Problem to work on:
Collect each line holding the string "scale".

★ ★ ★ ★

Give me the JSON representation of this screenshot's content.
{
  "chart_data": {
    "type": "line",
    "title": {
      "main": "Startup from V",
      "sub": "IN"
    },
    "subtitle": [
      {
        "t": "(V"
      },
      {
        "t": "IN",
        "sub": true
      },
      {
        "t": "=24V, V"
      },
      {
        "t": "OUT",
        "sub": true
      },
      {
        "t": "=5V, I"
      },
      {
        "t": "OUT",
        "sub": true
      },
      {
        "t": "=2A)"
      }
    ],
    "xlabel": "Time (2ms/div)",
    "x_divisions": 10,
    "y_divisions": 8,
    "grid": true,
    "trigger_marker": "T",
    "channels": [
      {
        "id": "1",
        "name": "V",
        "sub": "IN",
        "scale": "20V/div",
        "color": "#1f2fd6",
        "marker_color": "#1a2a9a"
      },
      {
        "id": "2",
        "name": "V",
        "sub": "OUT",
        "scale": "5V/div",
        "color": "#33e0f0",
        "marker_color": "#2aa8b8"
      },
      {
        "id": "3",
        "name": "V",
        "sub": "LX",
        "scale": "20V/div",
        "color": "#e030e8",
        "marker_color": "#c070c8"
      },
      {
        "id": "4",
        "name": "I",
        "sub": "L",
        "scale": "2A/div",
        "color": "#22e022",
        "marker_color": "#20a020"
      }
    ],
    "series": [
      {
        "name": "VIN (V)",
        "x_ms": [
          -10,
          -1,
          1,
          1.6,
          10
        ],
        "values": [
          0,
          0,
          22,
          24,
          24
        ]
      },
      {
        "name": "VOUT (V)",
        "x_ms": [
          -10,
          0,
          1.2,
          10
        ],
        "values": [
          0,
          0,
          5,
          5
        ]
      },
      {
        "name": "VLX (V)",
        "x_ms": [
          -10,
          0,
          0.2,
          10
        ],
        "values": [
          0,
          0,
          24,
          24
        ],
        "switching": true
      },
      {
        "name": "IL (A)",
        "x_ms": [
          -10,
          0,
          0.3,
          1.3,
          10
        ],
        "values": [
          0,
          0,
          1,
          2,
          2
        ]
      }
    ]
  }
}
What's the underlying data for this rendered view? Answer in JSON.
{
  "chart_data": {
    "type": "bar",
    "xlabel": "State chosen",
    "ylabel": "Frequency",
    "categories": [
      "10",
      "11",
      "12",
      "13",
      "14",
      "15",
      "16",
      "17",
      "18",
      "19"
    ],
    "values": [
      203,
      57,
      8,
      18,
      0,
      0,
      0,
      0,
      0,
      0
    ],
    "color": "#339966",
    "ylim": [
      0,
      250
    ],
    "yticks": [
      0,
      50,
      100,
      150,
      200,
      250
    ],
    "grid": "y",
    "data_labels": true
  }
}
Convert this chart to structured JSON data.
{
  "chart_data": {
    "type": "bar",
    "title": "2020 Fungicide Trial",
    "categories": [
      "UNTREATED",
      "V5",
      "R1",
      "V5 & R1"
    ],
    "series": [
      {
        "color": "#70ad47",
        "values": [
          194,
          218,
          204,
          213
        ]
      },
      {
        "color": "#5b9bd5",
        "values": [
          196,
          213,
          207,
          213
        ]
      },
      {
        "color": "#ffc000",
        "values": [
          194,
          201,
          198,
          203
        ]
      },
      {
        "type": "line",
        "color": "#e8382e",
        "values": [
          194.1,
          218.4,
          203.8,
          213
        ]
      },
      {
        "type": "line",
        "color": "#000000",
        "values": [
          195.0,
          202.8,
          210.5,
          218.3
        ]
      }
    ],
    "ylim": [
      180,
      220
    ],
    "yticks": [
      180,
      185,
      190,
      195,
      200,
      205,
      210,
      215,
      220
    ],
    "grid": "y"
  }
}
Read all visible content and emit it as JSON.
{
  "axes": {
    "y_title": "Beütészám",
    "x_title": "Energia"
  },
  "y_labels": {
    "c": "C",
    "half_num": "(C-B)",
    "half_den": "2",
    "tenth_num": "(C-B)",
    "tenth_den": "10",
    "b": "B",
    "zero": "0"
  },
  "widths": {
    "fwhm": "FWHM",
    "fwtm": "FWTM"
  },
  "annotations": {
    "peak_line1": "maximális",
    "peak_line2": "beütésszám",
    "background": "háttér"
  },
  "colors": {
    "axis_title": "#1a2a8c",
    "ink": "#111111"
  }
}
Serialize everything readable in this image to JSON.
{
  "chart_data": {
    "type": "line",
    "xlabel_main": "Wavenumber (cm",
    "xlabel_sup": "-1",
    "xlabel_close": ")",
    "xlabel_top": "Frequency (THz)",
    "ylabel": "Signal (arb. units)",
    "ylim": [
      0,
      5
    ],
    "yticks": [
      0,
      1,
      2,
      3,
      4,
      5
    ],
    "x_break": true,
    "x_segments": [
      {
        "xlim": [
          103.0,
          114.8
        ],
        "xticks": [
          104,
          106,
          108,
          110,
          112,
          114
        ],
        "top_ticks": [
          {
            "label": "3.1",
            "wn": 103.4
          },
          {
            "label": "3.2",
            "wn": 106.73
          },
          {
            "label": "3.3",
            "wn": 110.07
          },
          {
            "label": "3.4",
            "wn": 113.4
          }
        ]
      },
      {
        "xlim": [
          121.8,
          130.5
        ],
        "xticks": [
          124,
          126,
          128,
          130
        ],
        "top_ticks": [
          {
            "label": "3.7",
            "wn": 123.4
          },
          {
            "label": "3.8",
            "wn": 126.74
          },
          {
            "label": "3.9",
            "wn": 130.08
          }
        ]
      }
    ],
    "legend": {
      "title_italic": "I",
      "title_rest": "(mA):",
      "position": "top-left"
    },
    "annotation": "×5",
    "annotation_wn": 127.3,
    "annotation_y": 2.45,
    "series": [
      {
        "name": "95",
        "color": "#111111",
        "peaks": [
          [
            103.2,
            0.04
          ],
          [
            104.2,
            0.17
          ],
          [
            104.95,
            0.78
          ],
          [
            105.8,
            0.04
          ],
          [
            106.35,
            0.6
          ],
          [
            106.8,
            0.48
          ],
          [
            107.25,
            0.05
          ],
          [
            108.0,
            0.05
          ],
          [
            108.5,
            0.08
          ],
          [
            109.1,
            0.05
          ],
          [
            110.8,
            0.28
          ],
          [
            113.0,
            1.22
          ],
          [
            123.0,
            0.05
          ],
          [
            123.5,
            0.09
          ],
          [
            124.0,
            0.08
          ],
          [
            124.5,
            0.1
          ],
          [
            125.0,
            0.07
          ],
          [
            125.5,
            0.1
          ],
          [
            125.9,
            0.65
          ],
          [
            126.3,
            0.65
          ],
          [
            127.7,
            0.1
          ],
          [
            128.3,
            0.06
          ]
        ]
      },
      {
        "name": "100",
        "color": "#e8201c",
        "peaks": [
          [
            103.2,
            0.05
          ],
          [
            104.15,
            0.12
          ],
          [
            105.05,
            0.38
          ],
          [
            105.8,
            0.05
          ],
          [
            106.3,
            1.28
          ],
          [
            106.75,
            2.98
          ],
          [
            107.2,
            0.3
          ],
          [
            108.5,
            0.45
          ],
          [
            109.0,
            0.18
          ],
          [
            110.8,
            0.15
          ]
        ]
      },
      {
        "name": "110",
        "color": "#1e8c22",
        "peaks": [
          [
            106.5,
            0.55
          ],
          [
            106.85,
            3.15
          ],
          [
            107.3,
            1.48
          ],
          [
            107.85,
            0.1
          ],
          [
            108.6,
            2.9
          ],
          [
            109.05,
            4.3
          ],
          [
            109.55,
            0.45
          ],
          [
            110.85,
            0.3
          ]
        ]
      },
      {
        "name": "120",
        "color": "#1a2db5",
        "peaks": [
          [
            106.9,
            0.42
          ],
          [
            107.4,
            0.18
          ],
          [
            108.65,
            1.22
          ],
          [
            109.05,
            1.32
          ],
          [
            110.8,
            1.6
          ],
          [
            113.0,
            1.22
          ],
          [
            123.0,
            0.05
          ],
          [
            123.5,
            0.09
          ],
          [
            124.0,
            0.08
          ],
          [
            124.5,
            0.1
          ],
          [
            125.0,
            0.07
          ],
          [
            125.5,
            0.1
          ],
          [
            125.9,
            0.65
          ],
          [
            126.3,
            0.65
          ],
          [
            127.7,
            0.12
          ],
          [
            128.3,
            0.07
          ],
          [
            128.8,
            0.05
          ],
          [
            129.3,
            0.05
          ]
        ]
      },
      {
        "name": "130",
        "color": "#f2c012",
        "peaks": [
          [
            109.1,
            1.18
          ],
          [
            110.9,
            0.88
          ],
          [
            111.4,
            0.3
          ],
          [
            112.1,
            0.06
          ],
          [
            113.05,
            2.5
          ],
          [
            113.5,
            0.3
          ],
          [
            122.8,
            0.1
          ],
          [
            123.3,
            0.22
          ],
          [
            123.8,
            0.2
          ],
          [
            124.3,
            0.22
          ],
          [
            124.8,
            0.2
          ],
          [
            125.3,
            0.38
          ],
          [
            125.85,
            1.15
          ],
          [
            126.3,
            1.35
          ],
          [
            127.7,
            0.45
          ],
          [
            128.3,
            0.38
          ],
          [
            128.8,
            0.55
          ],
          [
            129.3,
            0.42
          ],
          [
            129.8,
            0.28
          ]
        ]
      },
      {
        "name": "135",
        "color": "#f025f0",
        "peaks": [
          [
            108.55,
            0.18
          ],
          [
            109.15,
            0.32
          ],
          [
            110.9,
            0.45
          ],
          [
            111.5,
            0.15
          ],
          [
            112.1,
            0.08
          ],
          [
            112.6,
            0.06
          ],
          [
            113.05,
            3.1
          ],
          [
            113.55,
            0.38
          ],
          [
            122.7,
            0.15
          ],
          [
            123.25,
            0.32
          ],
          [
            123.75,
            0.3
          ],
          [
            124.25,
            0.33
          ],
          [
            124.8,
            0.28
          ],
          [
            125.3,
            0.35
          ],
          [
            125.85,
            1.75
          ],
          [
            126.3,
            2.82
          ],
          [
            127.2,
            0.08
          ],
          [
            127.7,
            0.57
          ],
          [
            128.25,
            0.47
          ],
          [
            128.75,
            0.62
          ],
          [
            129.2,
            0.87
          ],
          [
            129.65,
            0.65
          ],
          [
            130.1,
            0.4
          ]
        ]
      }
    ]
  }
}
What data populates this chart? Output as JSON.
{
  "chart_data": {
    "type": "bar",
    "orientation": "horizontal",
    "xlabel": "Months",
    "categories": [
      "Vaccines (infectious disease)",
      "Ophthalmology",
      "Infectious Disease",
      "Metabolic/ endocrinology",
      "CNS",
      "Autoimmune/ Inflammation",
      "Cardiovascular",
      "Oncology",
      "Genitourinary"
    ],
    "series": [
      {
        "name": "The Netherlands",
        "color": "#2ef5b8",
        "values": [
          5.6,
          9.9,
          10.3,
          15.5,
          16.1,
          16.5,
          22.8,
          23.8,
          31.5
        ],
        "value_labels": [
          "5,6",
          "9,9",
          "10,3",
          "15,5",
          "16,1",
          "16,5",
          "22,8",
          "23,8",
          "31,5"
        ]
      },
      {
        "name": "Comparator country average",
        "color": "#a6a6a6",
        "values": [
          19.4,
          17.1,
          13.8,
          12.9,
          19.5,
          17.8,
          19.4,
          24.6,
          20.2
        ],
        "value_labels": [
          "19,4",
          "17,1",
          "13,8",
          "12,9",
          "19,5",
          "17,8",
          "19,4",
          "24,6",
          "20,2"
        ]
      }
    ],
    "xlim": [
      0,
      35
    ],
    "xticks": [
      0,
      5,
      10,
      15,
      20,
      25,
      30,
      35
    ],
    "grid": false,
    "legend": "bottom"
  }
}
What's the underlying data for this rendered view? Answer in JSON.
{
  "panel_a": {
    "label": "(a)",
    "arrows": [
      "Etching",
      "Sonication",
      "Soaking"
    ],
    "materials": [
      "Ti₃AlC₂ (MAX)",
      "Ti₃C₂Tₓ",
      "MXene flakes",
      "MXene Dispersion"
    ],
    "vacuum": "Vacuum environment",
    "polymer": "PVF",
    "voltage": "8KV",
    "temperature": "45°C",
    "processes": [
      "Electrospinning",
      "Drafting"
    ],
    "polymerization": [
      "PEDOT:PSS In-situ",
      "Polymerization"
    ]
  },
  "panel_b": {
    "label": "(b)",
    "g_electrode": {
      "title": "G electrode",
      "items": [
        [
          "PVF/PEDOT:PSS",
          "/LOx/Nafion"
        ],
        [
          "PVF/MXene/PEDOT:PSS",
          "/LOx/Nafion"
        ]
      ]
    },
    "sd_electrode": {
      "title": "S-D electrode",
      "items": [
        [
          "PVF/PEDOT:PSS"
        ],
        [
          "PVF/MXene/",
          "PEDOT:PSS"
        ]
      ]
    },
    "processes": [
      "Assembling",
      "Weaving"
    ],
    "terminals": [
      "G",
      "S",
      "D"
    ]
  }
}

★ ★ ★ ★

Answer for the task:
        "scale": "20V/div",
        "scale": "5V/div",
        "scale": "20V/div",
        "scale": "2A/div",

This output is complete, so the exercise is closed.